Data entries:
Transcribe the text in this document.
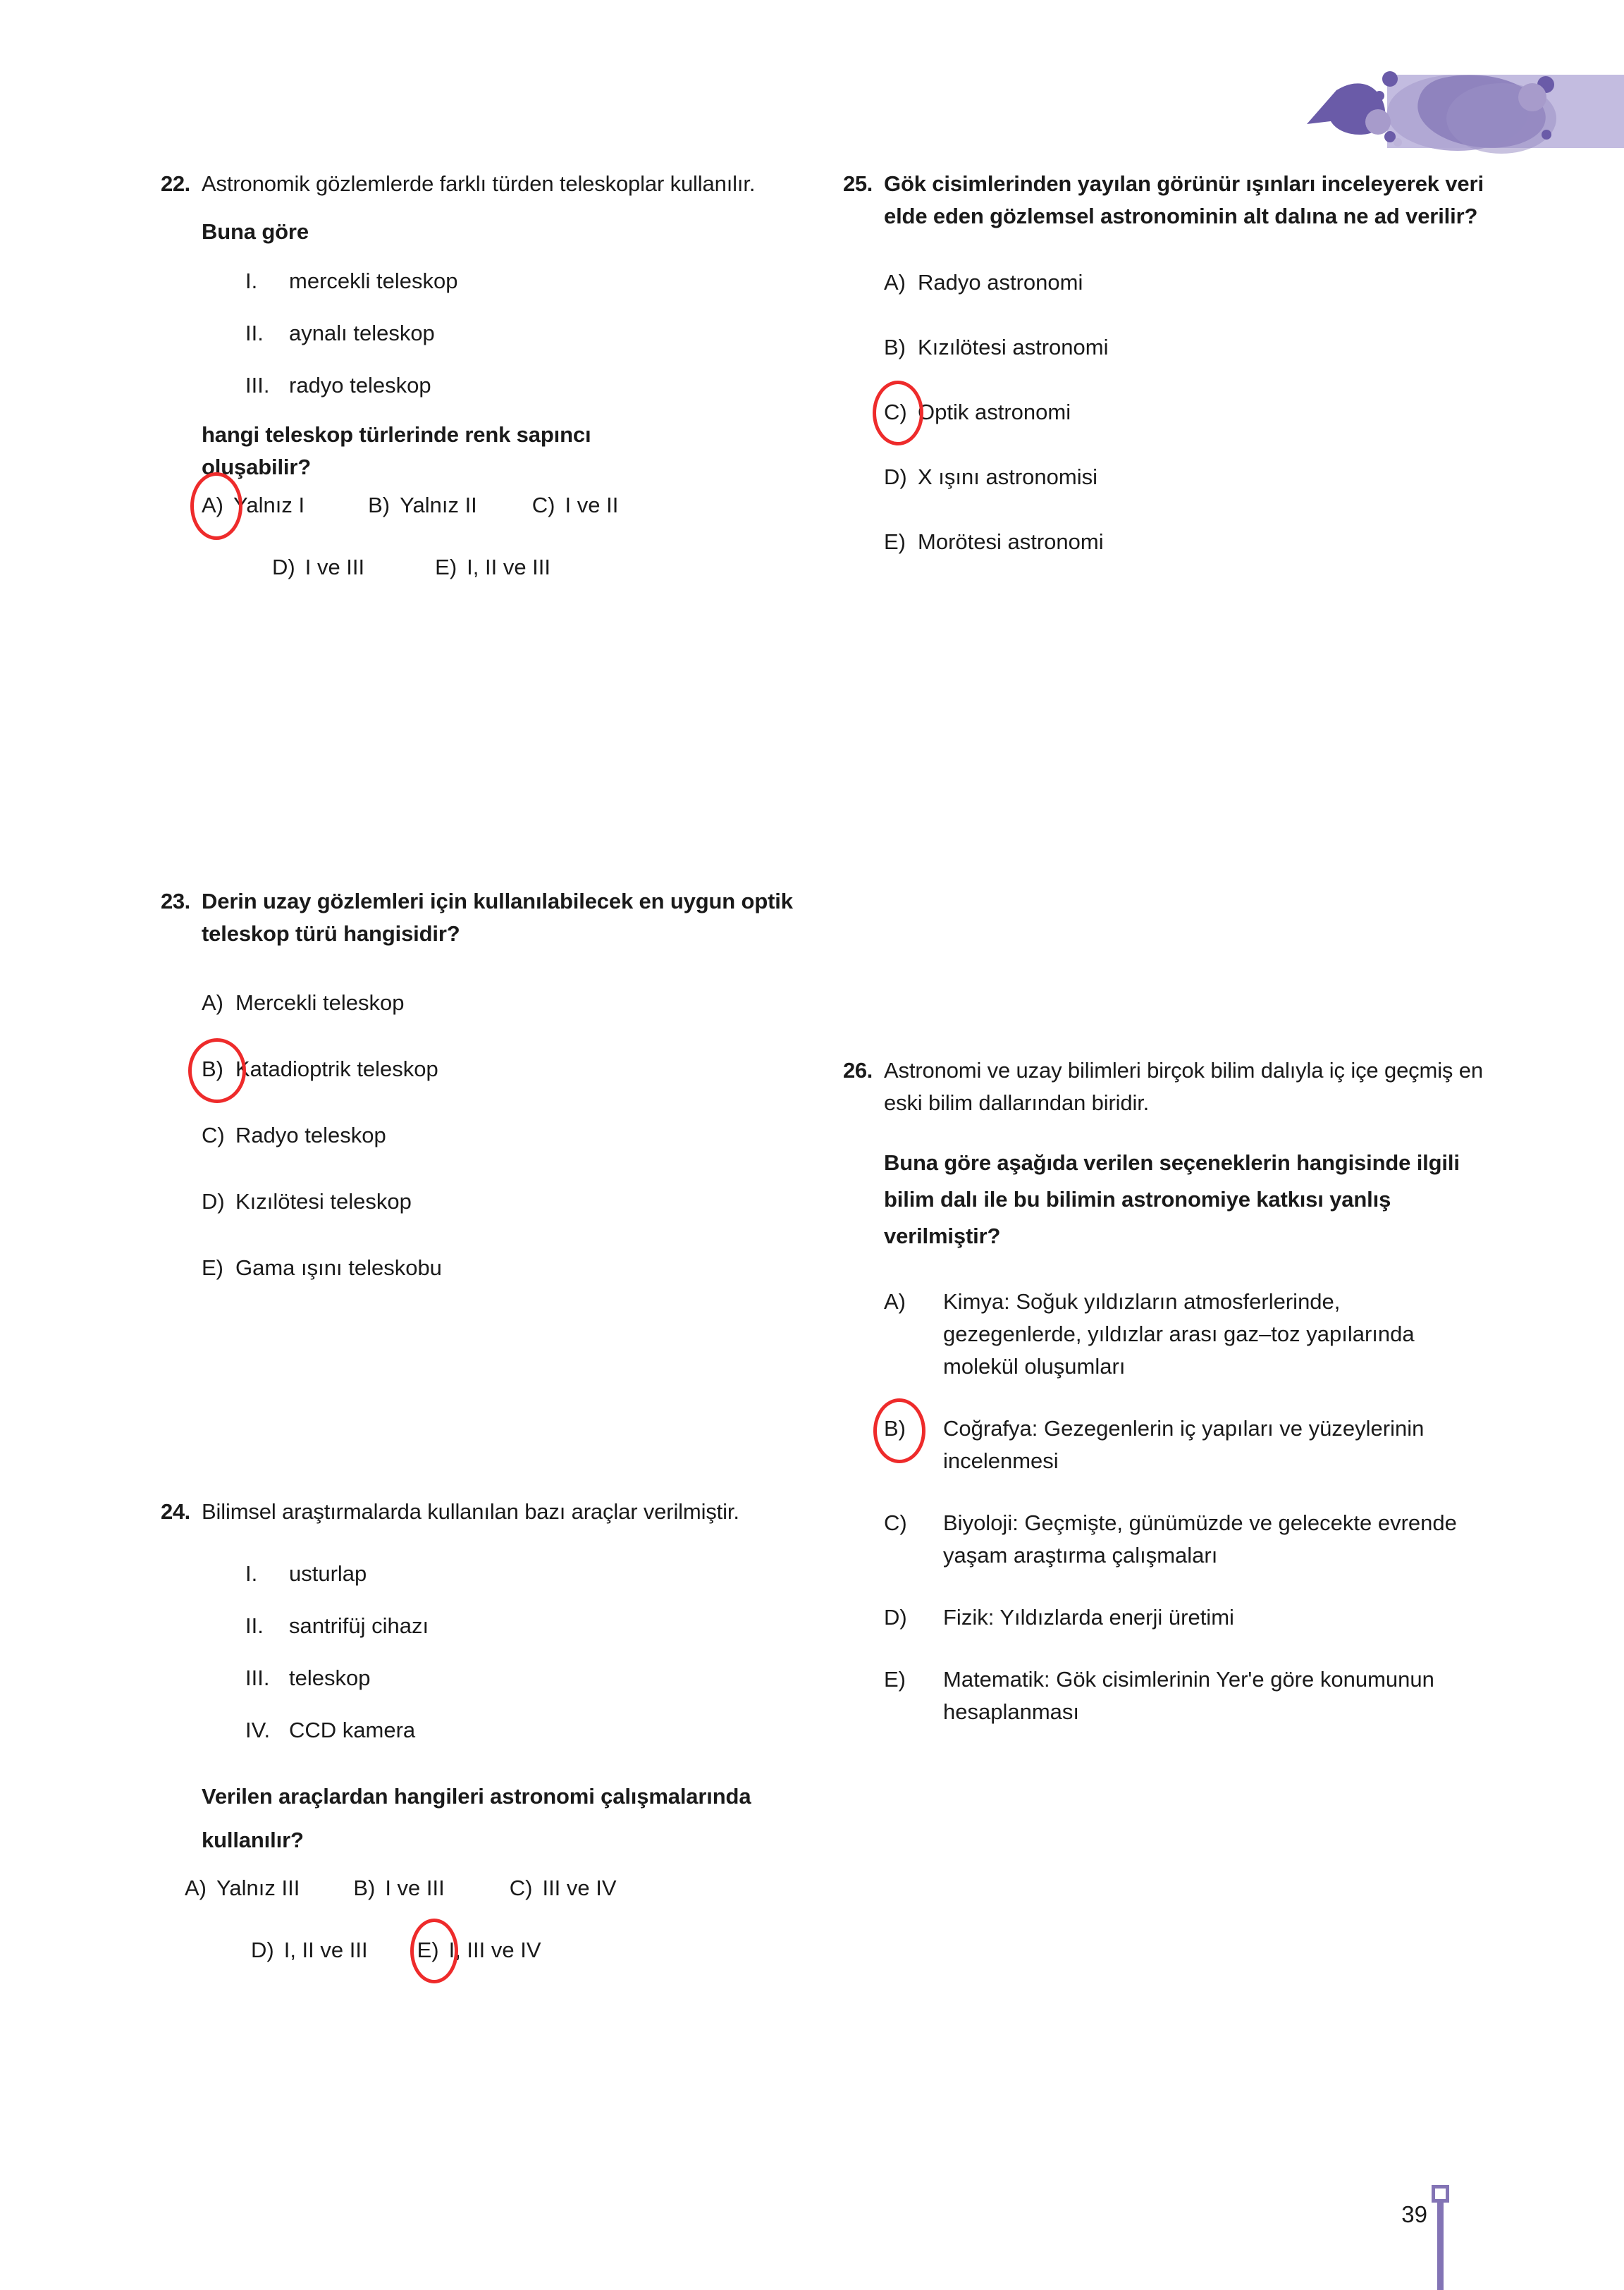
22. Astronomik gözlemlerde farklı türden teleskoplar kullanılır.
Buna göre
I.	mercekli teleskop
II.	aynalı teleskop
III. radyo teleskop
hangi teleskop türlerinde renk sapıncı oluşabilir?
A) Yalnız I	B) Yalnız II	C) I ve II
D) I ve III	E) I, II ve III
23. Derin uzay gözlemleri için kullanılabilecek en uygun optik teleskop türü hangisidir?
A) Mercekli teleskop
B) Katadioptrik teleskop
C) Radyo teleskop
D) Kızılötesi teleskop
E) Gama ışını teleskobu
24. Bilimsel araştırmalarda kullanılan bazı araçlar verilmiştir.
I.	usturlap
II.	santrifüj cihazı
III. teleskop
IV. CCD kamera
Verilen araçlardan hangileri astronomi çalışmalarında kullanılır?
A) Yalnız III B) I ve III	C) III ve IV
D) I, II ve III E) I, III ve IV
25. Gök cisimlerinden yayılan görünür ışınları inceleyerek veri elde eden gözlemsel astronominin alt dalına ne ad verilir?
A) Radyo astronomi
B) Kızılötesi astronomi
C) Optik astronomi
D) X ışını astronomisi
E) Morötesi astronomi
26. Astronomi ve uzay bilimleri birçok bilim dalıyla iç içe geçmiş en eski bilim dallarından biridir.
Buna göre aşağıda verilen seçeneklerin hangisinde ilgili bilim dalı ile bu bilimin astronomiye katkısı yanlış verilmiştir?
A)	Kimya: Soğuk yıldızların atmosferlerinde, gezegenlerde, yıldızlar arası gaz–toz yapılarında molekül oluşumları
B)	Coğrafya: Gezegenlerin iç yapıları ve yüzeylerinin incelenmesi
C)	Biyoloji: Geçmişte, günümüzde ve gelecekte evrende yaşam araştırma çalışmaları
D)	Fizik: Yıldızlarda enerji üretimi
E)	Matematik: Gök cisimlerinin Yer'e göre konumunun hesaplanması
39
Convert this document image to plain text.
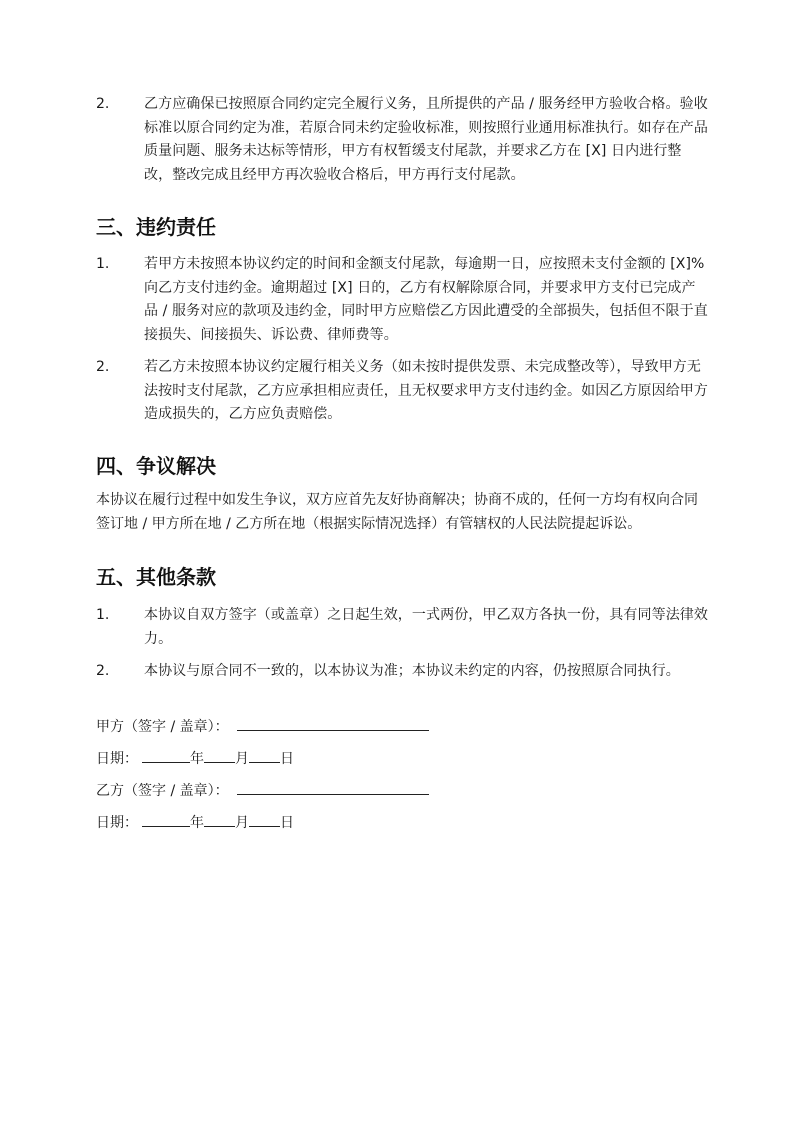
2. 乙方应确保已按照原合同约定完全履行义务，且所提供的产品 / 服务经甲方验收合格。验收标准以原合同约定为准，若原合同未约定验收标准，则按照行业通用标准执行。如存在产品质量问题、服务未达标等情形，甲方有权暂缓支付尾款，并要求乙方在 [X] 日内进行整改，整改完成且经甲方再次验收合格后，甲方再行支付尾款。
三、违约责任
1. 若甲方未按照本协议约定的时间和金额支付尾款，每逾期一日，应按照未支付金额的 [X]% 向乙方支付违约金。逾期超过 [X] 日的，乙方有权解除原合同，并要求甲方支付已完成产品 / 服务对应的款项及违约金，同时甲方应赔偿乙方因此遭受的全部损失，包括但不限于直接损失、间接损失、诉讼费、律师费等。
2. 若乙方未按照本协议约定履行相关义务（如未按时提供发票、未完成整改等），导致甲方无法按时支付尾款，乙方应承担相应责任，且无权要求甲方支付违约金。如因乙方原因给甲方造成损失的，乙方应负责赔偿。
四、争议解决
本协议在履行过程中如发生争议，双方应首先友好协商解决；协商不成的，任何一方均有权向合同签订地 / 甲方所在地 / 乙方所在地（根据实际情况选择）有管辖权的人民法院提起诉讼。
五、其他条款
1. 本协议自双方签字（或盖章）之日起生效，一式两份，甲乙双方各执一份，具有同等法律效力。
2. 本协议与原合同不一致的，以本协议为准；本协议未约定的内容，仍按照原合同执行。
甲方（签字 / 盖章）：
日期：	年 月 日
乙方（签字 / 盖章）：
日期：	年 月 日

Work instructions:
Copy all the data exactly as written, but skip any picture.

Correct result:
Transcribe the text in this document.
22. Astronomik gözlemlerde farklı türden teleskoplar kullanılır.
Buna göre
I.	mercekli teleskop
II.	aynalı teleskop
III. radyo teleskop
hangi teleskop türlerinde renk sapıncı oluşabilir?
A) Yalnız I	B) Yalnız II	C) I ve II
D) I ve III	E) I, II ve III
23. Derin uzay gözlemleri için kullanılabilecek en uygun optik teleskop türü hangisidir?
A) Mercekli teleskop
B) Katadioptrik teleskop
C) Radyo teleskop
D) Kızılötesi teleskop
E) Gama ışını teleskobu
24. Bilimsel araştırmalarda kullanılan bazı araçlar verilmiştir.
I.	usturlap
II.	santrifüj cihazı
III. teleskop
IV. CCD kamera
Verilen araçlardan hangileri astronomi çalışmalarında kullanılır?
A) Yalnız III B) I ve III	C) III ve IV
D) I, II ve III E) I, III ve IV
25. Gök cisimlerinden yayılan görünür ışınları inceleyerek veri elde eden gözlemsel astronominin alt dalına ne ad verilir?
A) Radyo astronomi
B) Kızılötesi astronomi
C) Optik astronomi
D) X ışını astronomisi
E) Morötesi astronomi
26. Astronomi ve uzay bilimleri birçok bilim dalıyla iç içe geçmiş en eski bilim dallarından biridir.
Buna göre aşağıda verilen seçeneklerin hangisinde ilgili bilim dalı ile bu bilimin astronomiye katkısı yanlış verilmiştir?
A)	Kimya: Soğuk yıldızların atmosferlerinde, gezegenlerde, yıldızlar arası gaz–toz yapılarında molekül oluşumları
B)	Coğrafya: Gezegenlerin iç yapıları ve yüzeylerinin incelenmesi
C)	Biyoloji: Geçmişte, günümüzde ve gelecekte evrende yaşam araştırma çalışmaları
D)	Fizik: Yıldızlarda enerji üretimi
E)	Matematik: Gök cisimlerinin Yer'e göre konumunun hesaplanması
39
Convert this document image to plain text.
2. 乙方应确保已按照原合同约定完全履行义务，且所提供的产品 / 服务经甲方验收合格。验收标准以原合同约定为准，若原合同未约定验收标准，则按照行业通用标准执行。如存在产品质量问题、服务未达标等情形，甲方有权暂缓支付尾款，并要求乙方在 [X] 日内进行整改，整改完成且经甲方再次验收合格后，甲方再行支付尾款。
三、违约责任
1. 若甲方未按照本协议约定的时间和金额支付尾款，每逾期一日，应按照未支付金额的 [X]% 向乙方支付违约金。逾期超过 [X] 日的，乙方有权解除原合同，并要求甲方支付已完成产品 / 服务对应的款项及违约金，同时甲方应赔偿乙方因此遭受的全部损失，包括但不限于直接损失、间接损失、诉讼费、律师费等。
2. 若乙方未按照本协议约定履行相关义务（如未按时提供发票、未完成整改等），导致甲方无法按时支付尾款，乙方应承担相应责任，且无权要求甲方支付违约金。如因乙方原因给甲方造成损失的，乙方应负责赔偿。
四、争议解决
本协议在履行过程中如发生争议，双方应首先友好协商解决；协商不成的，任何一方均有权向合同签订地 / 甲方所在地 / 乙方所在地（根据实际情况选择）有管辖权的人民法院提起诉讼。
五、其他条款
1. 本协议自双方签字（或盖章）之日起生效，一式两份，甲乙双方各执一份，具有同等法律效力。
2. 本协议与原合同不一致的，以本协议为准；本协议未约定的内容，仍按照原合同执行。
甲方（签字 / 盖章）：
日期：	年 月 日
乙方（签字 / 盖章）：
日期：	年 月 日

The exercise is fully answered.